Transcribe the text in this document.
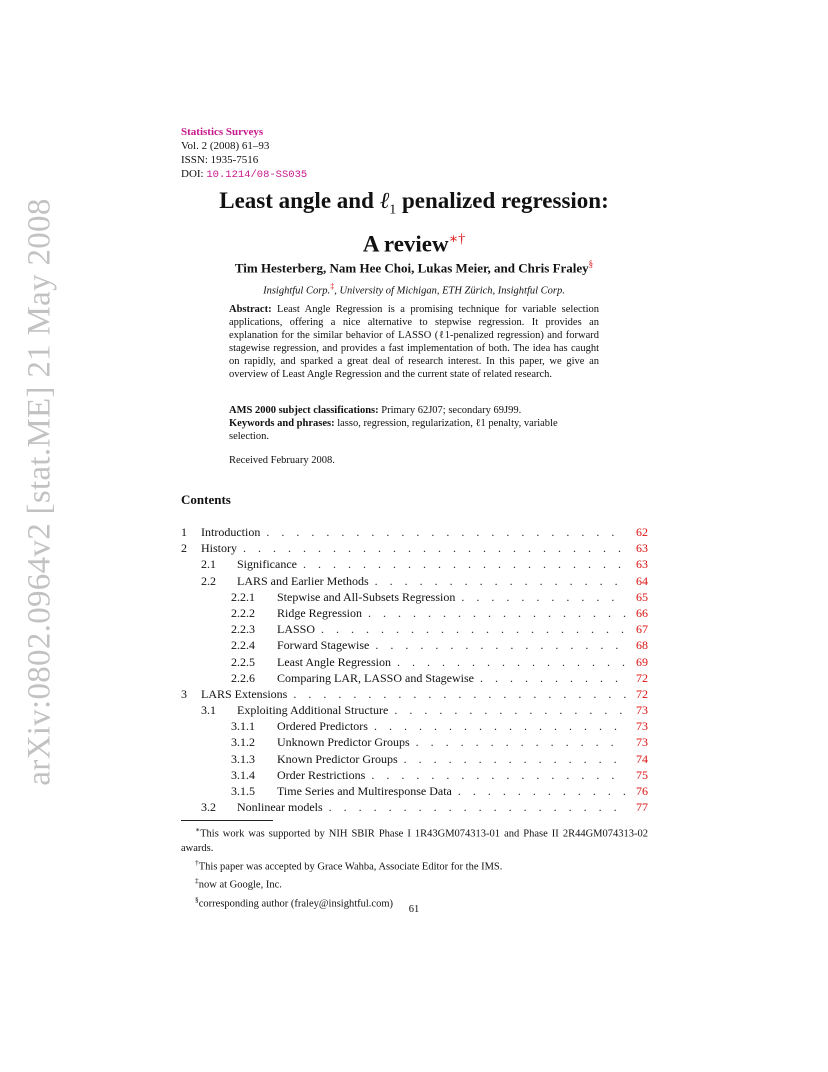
arXiv:0802.0964v2 [stat.ME] 21 May 2008
Statistics Surveys
Vol. 2 (2008) 61–93
ISSN: 1935-7516
DOI: 10.1214/08-SS035
Least angle and ℓ$_1$ penalized regression:
A review∗†
Tim Hesterberg, Nam Hee Choi, Lukas Meier, and Chris Fraley§
Insightful Corp.‡, University of Michigan, ETH Zürich, Insightful Corp.
Abstract: Least Angle Regression is a promising technique for variable selection applications, offering a nice alternative to stepwise regression. It provides an explanation for the similar behavior of LASSO (ℓ1-penalized regression) and forward stagewise regression, and provides a fast implementation of both. The idea has caught on rapidly, and sparked a great deal of research interest. In this paper, we give an overview of Least Angle Regression and the current state of related research.
AMS 2000 subject classifications: Primary 62J07; secondary 69J99.
Keywords and phrases: lasso, regression, regularization, ℓ1 penalty, variable selection.
Received February 2008.
Contents
1	Introduction . . .	62
2	History . . .	63
2.1	Significance . . .	63
2.2	LARS and Earlier Methods . . .	64
2.2.1	Stepwise and All-Subsets Regression . . .	65
2.2.2	Ridge Regression . . .	66
2.2.3	LASSO . . .	67
2.2.4	Forward Stagewise . . .	68
2.2.5	Least Angle Regression . . .	69
2.2.6	Comparing LAR, LASSO and Stagewise . . .	72
3	LARS Extensions . . .	72
3.1	Exploiting Additional Structure . . .	73
3.1.1	Ordered Predictors . . .	73
3.1.2	Unknown Predictor Groups . . .	73
3.1.3	Known Predictor Groups . . .	74
3.1.4	Order Restrictions . . .	75
3.1.5	Time Series and Multiresponse Data . . .	76
3.2	Nonlinear models . . .	77

∗This work was supported by NIH SBIR Phase I 1R43GM074313-01 and Phase II 2R44GM074313-02 awards.

†This paper was accepted by Grace Wahba, Associate Editor for the IMS.

‡now at Google, Inc.

§corresponding author (fraley@insightful.com)

61
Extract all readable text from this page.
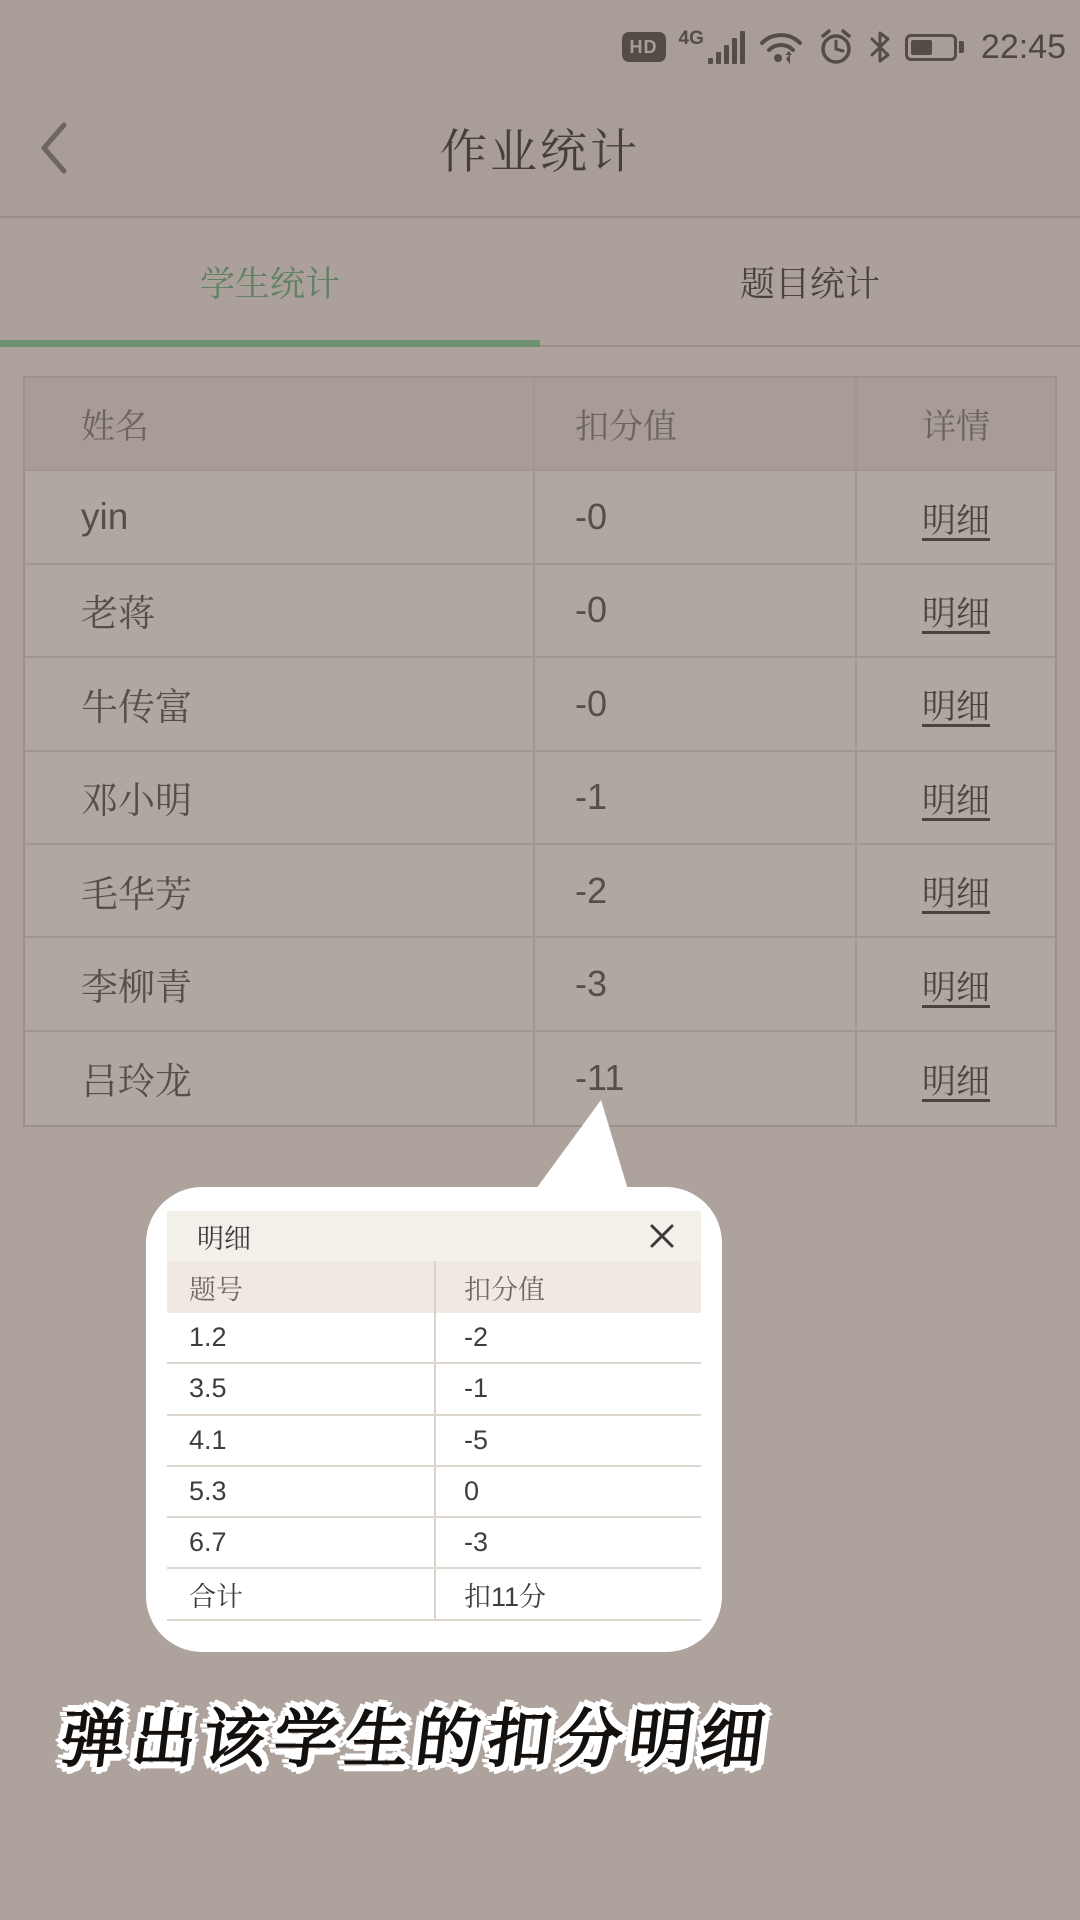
HD	4G	22:45
作业统计
学生统计	题目统计
姓名	扣分值	详情
yin	-0	明细
老蒋	-0	明细
牛传富	-0	明细
邓小明	-1	明细
毛华芳	-2	明细
李柳青	-3	明细
吕玲龙	-11	明细
明细
题号	扣分值
1.2	-2
3.5	-1
4.1	-5
5.3	0
6.7	-3
合计	扣11分
弹出该学生的扣分明细
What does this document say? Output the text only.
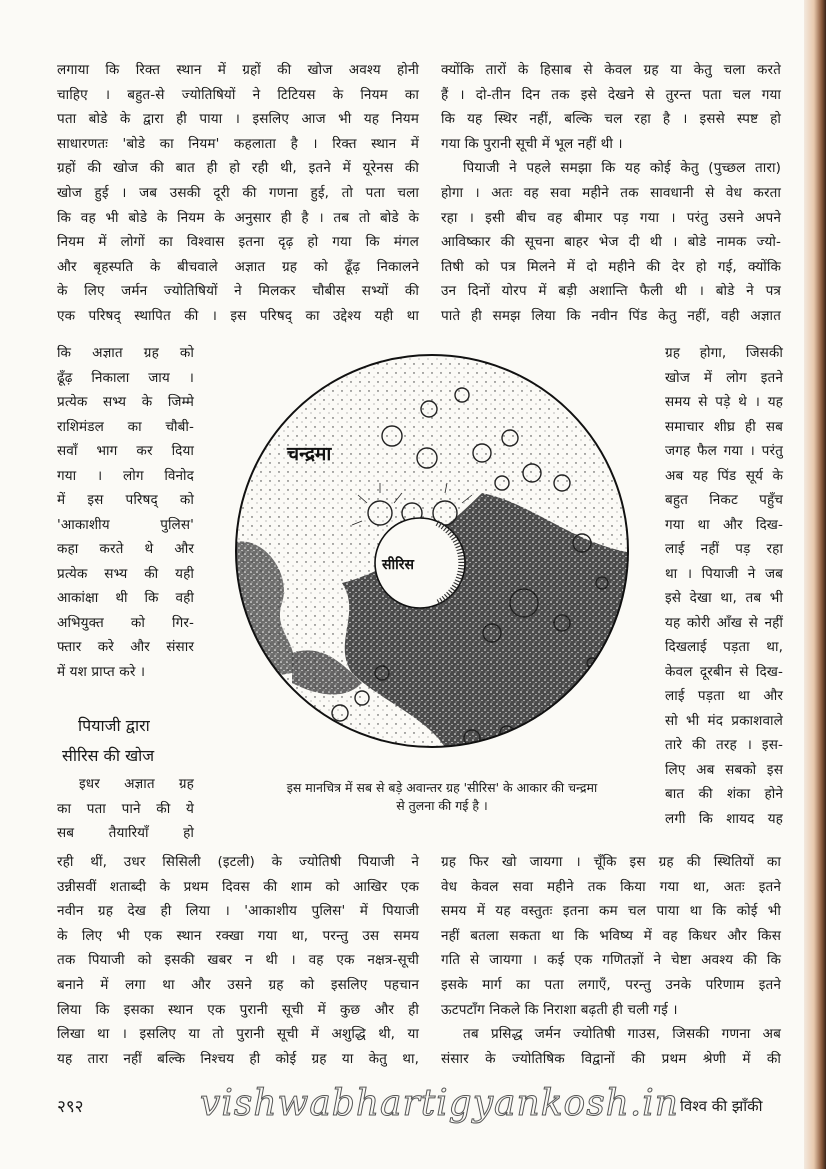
लगाया कि रिक्त स्थान में ग्रहों की खोज अवश्य होनी
चाहिए । बहुत-से ज्योतिषियों ने टिटियस के नियम का
पता बोडे के द्वारा ही पाया । इसलिए आज भी यह नियम
साधारणतः 'बोडे का नियम' कहलाता है । रिक्त स्थान में
ग्रहों की खोज की बात ही हो रही थी, इतने में यूरेनस की
खोज हुई । जब उसकी दूरी की गणना हुई, तो पता चला
कि वह भी बोडे के नियम के अनुसार ही है । तब तो बोडे के
नियम में लोगों का विश्वास इतना दृढ़ हो गया कि मंगल
और बृहस्पति के बीचवाले अज्ञात ग्रह को ढूँढ़ निकालने
के लिए जर्मन ज्योतिषियों ने मिलकर चौबीस सभ्यों की
एक परिषद् स्थापित की । इस परिषद् का उद्देश्य यही था
कि अज्ञात ग्रह को
ढूँढ़ निकाला जाय ।
प्रत्येक सभ्य के जिम्मे
राशिमंडल का चौबी-
सवाँ भाग कर दिया
गया । लोग विनोद
में इस परिषद् को
'आकाशीय पुलिस'
कहा करते थे और
प्रत्येक सभ्य की यही
आकांक्षा थी कि वही
अभियुक्त को गिर-
फ्तार करे और संसार
में यश प्राप्त करे ।
पियाजी द्वारा
सीरिस की खोज
इधर अज्ञात ग्रह
का पता पाने की ये
सब तैयारियाँ हो
रही थीं, उधर सिसिली (इटली) के ज्योतिषी पियाजी ने
उन्नीसवीं शताब्दी के प्रथम दिवस की शाम को आखिर एक
नवीन ग्रह देख ही लिया । 'आकाशीय पुलिस' में पियाजी
के लिए भी एक स्थान रक्खा गया था, परन्तु उस समय
तक पियाजी को इसकी खबर न थी । वह एक नक्षत्र-सूची
बनाने में लगा था और उसने ग्रह को इसलिए पहचान
लिया कि इसका स्थान एक पुरानी सूची में कुछ और ही
लिखा था । इसलिए या तो पुरानी सूची में अशुद्धि थी, या
यह तारा नहीं बल्कि निश्चय ही कोई ग्रह या केतु था,
क्योंकि तारों के हिसाब से केवल ग्रह या केतु चला करते
हैं । दो-तीन दिन तक इसे देखने से तुरन्त पता चल गया
कि यह स्थिर नहीं, बल्कि चल रहा है । इससे स्पष्ट हो
गया कि पुरानी सूची में भूल नहीं थी ।
पियाजी ने पहले समझा कि यह कोई केतु (पुच्छल तारा)
होगा । अतः वह सवा महीने तक सावधानी से वेध करता
रहा । इसी बीच वह बीमार पड़ गया । परंतु उसने अपने
आविष्कार की सूचना बाहर भेज दी थी । बोडे नामक ज्यो-
तिषी को पत्र मिलने में दो महीने की देर हो गई, क्योंकि
उन दिनों योरप में बड़ी अशान्ति फैली थी । बोडे ने पत्र
पाते ही समझ लिया कि नवीन पिंड केतु नहीं, वही अज्ञात
ग्रह होगा, जिसकी
खोज में लोग इतने
समय से पड़े थे । यह
समाचार शीघ्र ही सब
जगह फैल गया । परंतु
अब यह पिंड सूर्य के
बहुत निकट पहुँच
गया था और दिख-
लाई नहीं पड़ रहा
था । पियाजी ने जब
इसे देखा था, तब भी
यह कोरी आँख से नहीं
दिखलाई पड़ता था,
केवल दूरबीन से दिख-
लाई पड़ता था और
सो भी मंद प्रकाशवाले
तारे की तरह । इस-
लिए अब सबको इस
बात की शंका होने
लगी कि शायद यह
ग्रह फिर खो जायगा । चूँकि इस ग्रह की स्थितियों का
वेध केवल सवा महीने तक किया गया था, अतः इतने
समय में यह वस्तुतः इतना कम चल पाया था कि कोई भी
नहीं बतला सकता था कि भविष्य में वह किधर और किस
गति से जायगा । कई एक गणितज्ञों ने चेष्टा अवश्य की कि
इसके मार्ग का पता लगाएँ, परन्तु उनके परिणाम इतने
ऊटपटाँग निकले कि निराशा बढ़ती ही चली गई ।
तब प्रसिद्ध जर्मन ज्योतिषी गाउस, जिसकी गणना अब
संसार के ज्योतिषिक विद्वानों की प्रथम श्रेणी में की
चन्द्रमा
सीरिस
इस मानचित्र में सब से बड़े अवान्तर ग्रह 'सीरिस' के आकार की चन्द्रमा
से तुलना की गई है ।
२९२	vishwabhartigyankosh.in विश्व की झाँकी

Problem description
Select the lines from the entries that include the word "Groups".

Expected answer
3.1.2	Unknown Predictor Groups . . .	73
3.1.3	Known Predictor Groups . . .	74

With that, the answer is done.